◆ Written instruction ◆
Give the listing again character for character, but drop the images.

◆ Extracted data ◆
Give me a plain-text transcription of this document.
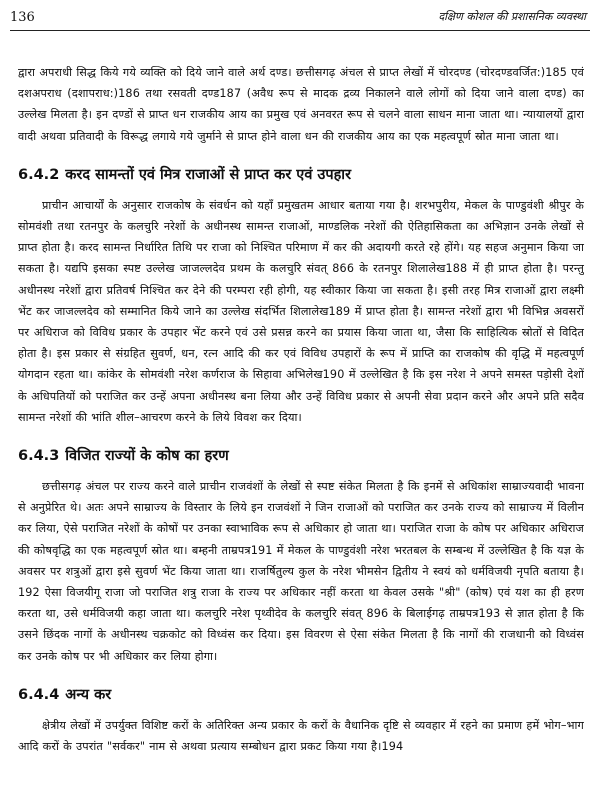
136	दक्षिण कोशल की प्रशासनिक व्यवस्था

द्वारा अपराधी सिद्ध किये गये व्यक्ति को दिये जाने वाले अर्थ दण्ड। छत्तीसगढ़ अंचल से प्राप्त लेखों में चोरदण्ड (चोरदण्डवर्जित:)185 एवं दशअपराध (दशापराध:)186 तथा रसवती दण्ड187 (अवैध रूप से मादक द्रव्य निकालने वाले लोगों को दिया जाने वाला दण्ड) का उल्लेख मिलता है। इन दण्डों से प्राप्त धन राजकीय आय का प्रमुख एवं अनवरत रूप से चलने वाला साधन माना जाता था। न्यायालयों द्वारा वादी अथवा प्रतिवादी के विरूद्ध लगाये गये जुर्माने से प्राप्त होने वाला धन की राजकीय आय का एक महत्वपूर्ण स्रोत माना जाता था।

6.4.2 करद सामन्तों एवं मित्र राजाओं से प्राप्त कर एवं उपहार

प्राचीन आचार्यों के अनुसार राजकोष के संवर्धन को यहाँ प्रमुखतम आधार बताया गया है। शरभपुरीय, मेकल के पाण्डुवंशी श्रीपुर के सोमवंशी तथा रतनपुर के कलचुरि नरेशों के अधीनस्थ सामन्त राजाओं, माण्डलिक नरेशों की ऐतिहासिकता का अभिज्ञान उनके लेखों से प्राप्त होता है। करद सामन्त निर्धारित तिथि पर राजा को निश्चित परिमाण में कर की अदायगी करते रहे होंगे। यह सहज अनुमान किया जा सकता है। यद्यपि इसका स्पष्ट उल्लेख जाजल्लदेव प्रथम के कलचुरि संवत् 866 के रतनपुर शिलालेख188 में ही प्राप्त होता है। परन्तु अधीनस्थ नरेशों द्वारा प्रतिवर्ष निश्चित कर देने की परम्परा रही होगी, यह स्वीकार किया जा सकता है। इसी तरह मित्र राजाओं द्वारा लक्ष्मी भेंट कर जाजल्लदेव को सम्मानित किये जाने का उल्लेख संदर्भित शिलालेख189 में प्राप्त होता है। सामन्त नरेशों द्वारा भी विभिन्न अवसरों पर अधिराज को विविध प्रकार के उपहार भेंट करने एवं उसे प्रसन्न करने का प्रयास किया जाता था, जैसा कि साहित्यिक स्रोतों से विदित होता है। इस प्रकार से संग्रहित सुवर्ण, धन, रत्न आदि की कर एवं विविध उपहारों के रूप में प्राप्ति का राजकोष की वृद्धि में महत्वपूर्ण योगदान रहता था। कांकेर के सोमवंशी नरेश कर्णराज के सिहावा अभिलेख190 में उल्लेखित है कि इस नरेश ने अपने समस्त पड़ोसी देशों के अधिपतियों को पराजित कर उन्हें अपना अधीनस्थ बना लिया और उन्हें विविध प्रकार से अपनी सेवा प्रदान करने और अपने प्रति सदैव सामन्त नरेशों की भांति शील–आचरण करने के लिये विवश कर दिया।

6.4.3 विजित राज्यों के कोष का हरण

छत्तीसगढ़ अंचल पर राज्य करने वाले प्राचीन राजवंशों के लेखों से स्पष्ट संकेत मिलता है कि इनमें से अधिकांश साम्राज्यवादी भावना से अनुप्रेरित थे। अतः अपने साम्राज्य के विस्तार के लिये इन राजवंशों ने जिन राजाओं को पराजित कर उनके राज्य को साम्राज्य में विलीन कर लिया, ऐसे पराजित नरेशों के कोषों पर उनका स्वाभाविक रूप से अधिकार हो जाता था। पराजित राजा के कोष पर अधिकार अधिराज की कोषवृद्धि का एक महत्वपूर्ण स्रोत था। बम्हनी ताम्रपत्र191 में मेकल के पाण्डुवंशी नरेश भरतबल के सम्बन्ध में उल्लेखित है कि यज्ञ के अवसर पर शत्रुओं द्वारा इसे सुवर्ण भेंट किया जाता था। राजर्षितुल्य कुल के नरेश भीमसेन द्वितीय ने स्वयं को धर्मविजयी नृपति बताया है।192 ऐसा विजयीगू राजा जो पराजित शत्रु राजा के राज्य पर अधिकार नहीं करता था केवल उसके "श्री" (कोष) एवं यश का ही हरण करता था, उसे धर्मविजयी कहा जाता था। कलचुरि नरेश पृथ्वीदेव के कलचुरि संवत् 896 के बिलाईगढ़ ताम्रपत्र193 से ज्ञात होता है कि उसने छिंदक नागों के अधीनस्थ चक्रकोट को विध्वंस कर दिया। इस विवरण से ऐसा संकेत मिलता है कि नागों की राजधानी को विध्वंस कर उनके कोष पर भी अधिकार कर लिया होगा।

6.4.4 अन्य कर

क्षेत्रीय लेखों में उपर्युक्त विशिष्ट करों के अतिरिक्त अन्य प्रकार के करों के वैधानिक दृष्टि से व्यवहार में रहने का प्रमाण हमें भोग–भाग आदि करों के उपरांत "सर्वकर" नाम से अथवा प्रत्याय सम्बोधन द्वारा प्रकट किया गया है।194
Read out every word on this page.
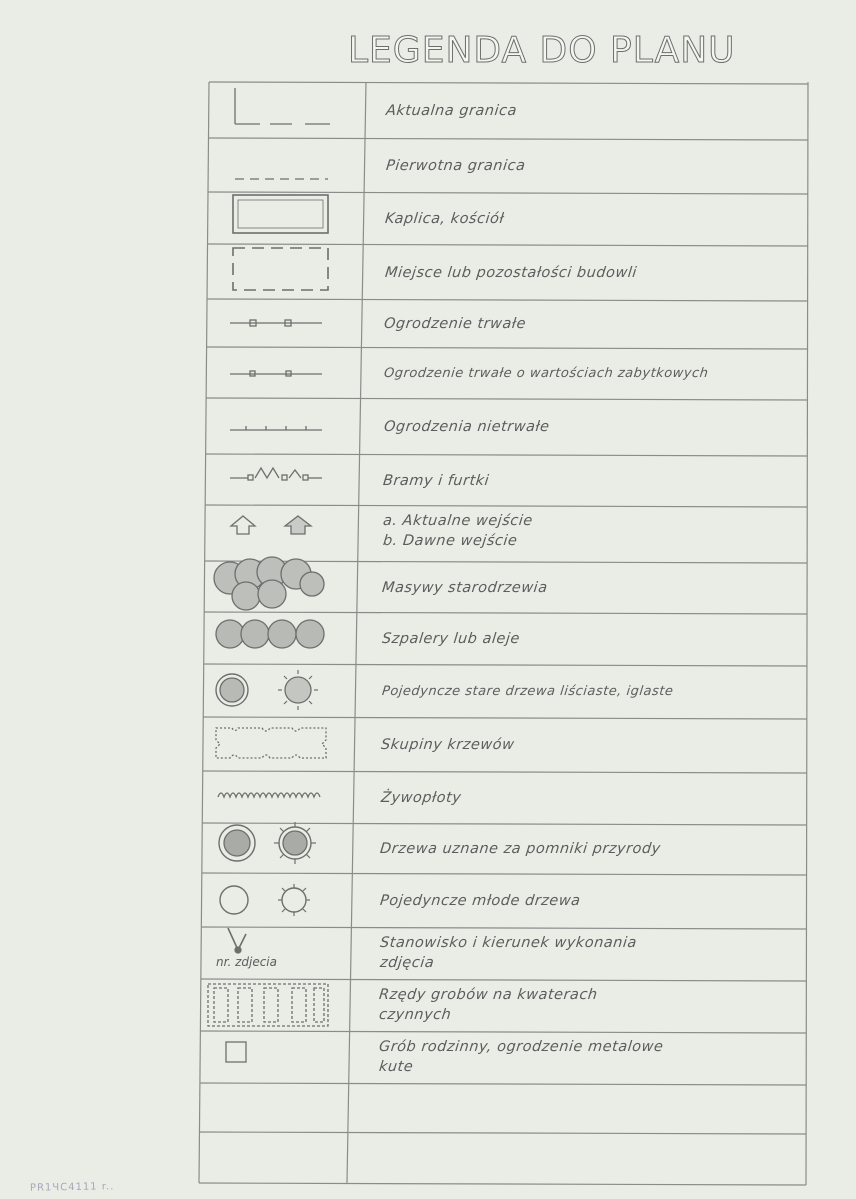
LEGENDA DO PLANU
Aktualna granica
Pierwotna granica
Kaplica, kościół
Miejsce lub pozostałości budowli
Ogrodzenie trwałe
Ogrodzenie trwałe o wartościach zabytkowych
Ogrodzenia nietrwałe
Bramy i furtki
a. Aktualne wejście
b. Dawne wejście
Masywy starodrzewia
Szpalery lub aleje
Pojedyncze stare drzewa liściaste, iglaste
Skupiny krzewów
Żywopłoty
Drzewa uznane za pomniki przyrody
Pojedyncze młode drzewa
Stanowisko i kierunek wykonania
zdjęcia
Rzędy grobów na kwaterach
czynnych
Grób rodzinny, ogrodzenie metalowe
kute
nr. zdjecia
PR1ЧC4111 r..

◆ Task answer ◆
Give me a plain-text transcription of this document.
136	दक्षिण कोशल की प्रशासनिक व्यवस्था

द्वारा अपराधी सिद्ध किये गये व्यक्ति को दिये जाने वाले अर्थ दण्ड। छत्तीसगढ़ अंचल से प्राप्त लेखों में चोरदण्ड (चोरदण्डवर्जित:)185 एवं दशअपराध (दशापराध:)186 तथा रसवती दण्ड187 (अवैध रूप से मादक द्रव्य निकालने वाले लोगों को दिया जाने वाला दण्ड) का उल्लेख मिलता है। इन दण्डों से प्राप्त धन राजकीय आय का प्रमुख एवं अनवरत रूप से चलने वाला साधन माना जाता था। न्यायालयों द्वारा वादी अथवा प्रतिवादी के विरूद्ध लगाये गये जुर्माने से प्राप्त होने वाला धन की राजकीय आय का एक महत्वपूर्ण स्रोत माना जाता था।

6.4.2 करद सामन्तों एवं मित्र राजाओं से प्राप्त कर एवं उपहार

प्राचीन आचार्यों के अनुसार राजकोष के संवर्धन को यहाँ प्रमुखतम आधार बताया गया है। शरभपुरीय, मेकल के पाण्डुवंशी श्रीपुर के सोमवंशी तथा रतनपुर के कलचुरि नरेशों के अधीनस्थ सामन्त राजाओं, माण्डलिक नरेशों की ऐतिहासिकता का अभिज्ञान उनके लेखों से प्राप्त होता है। करद सामन्त निर्धारित तिथि पर राजा को निश्चित परिमाण में कर की अदायगी करते रहे होंगे। यह सहज अनुमान किया जा सकता है। यद्यपि इसका स्पष्ट उल्लेख जाजल्लदेव प्रथम के कलचुरि संवत् 866 के रतनपुर शिलालेख188 में ही प्राप्त होता है। परन्तु अधीनस्थ नरेशों द्वारा प्रतिवर्ष निश्चित कर देने की परम्परा रही होगी, यह स्वीकार किया जा सकता है। इसी तरह मित्र राजाओं द्वारा लक्ष्मी भेंट कर जाजल्लदेव को सम्मानित किये जाने का उल्लेख संदर्भित शिलालेख189 में प्राप्त होता है। सामन्त नरेशों द्वारा भी विभिन्न अवसरों पर अधिराज को विविध प्रकार के उपहार भेंट करने एवं उसे प्रसन्न करने का प्रयास किया जाता था, जैसा कि साहित्यिक स्रोतों से विदित होता है। इस प्रकार से संग्रहित सुवर्ण, धन, रत्न आदि की कर एवं विविध उपहारों के रूप में प्राप्ति का राजकोष की वृद्धि में महत्वपूर्ण योगदान रहता था। कांकेर के सोमवंशी नरेश कर्णराज के सिहावा अभिलेख190 में उल्लेखित है कि इस नरेश ने अपने समस्त पड़ोसी देशों के अधिपतियों को पराजित कर उन्हें अपना अधीनस्थ बना लिया और उन्हें विविध प्रकार से अपनी सेवा प्रदान करने और अपने प्रति सदैव सामन्त नरेशों की भांति शील–आचरण करने के लिये विवश कर दिया।

6.4.3 विजित राज्यों के कोष का हरण

छत्तीसगढ़ अंचल पर राज्य करने वाले प्राचीन राजवंशों के लेखों से स्पष्ट संकेत मिलता है कि इनमें से अधिकांश साम्राज्यवादी भावना से अनुप्रेरित थे। अतः अपने साम्राज्य के विस्तार के लिये इन राजवंशों ने जिन राजाओं को पराजित कर उनके राज्य को साम्राज्य में विलीन कर लिया, ऐसे पराजित नरेशों के कोषों पर उनका स्वाभाविक रूप से अधिकार हो जाता था। पराजित राजा के कोष पर अधिकार अधिराज की कोषवृद्धि का एक महत्वपूर्ण स्रोत था। बम्हनी ताम्रपत्र191 में मेकल के पाण्डुवंशी नरेश भरतबल के सम्बन्ध में उल्लेखित है कि यज्ञ के अवसर पर शत्रुओं द्वारा इसे सुवर्ण भेंट किया जाता था। राजर्षितुल्य कुल के नरेश भीमसेन द्वितीय ने स्वयं को धर्मविजयी नृपति बताया है।192 ऐसा विजयीगू राजा जो पराजित शत्रु राजा के राज्य पर अधिकार नहीं करता था केवल उसके "श्री" (कोष) एवं यश का ही हरण करता था, उसे धर्मविजयी कहा जाता था। कलचुरि नरेश पृथ्वीदेव के कलचुरि संवत् 896 के बिलाईगढ़ ताम्रपत्र193 से ज्ञात होता है कि उसने छिंदक नागों के अधीनस्थ चक्रकोट को विध्वंस कर दिया। इस विवरण से ऐसा संकेत मिलता है कि नागों की राजधानी को विध्वंस कर उनके कोष पर भी अधिकार कर लिया होगा।

6.4.4 अन्य कर

क्षेत्रीय लेखों में उपर्युक्त विशिष्ट करों के अतिरिक्त अन्य प्रकार के करों के वैधानिक दृष्टि से व्यवहार में रहने का प्रमाण हमें भोग–भाग आदि करों के उपरांत "सर्वकर" नाम से अथवा प्रत्याय सम्बोधन द्वारा प्रकट किया गया है।194
Read out every word on this page.
LEGENDA DO PLANU
Aktualna granica
Pierwotna granica
Kaplica, kościół
Miejsce lub pozostałości budowli
Ogrodzenie trwałe
Ogrodzenie trwałe o wartościach zabytkowych
Ogrodzenia nietrwałe
Bramy i furtki
a. Aktualne wejście
b. Dawne wejście
Masywy starodrzewia
Szpalery lub aleje
Pojedyncze stare drzewa liściaste, iglaste
Skupiny krzewów
Żywopłoty
Drzewa uznane za pomniki przyrody
Pojedyncze młode drzewa
Stanowisko i kierunek wykonania
zdjęcia
Rzędy grobów na kwaterach
czynnych
Grób rodzinny, ogrodzenie metalowe
kute
nr. zdjecia
PR1ЧC4111 r..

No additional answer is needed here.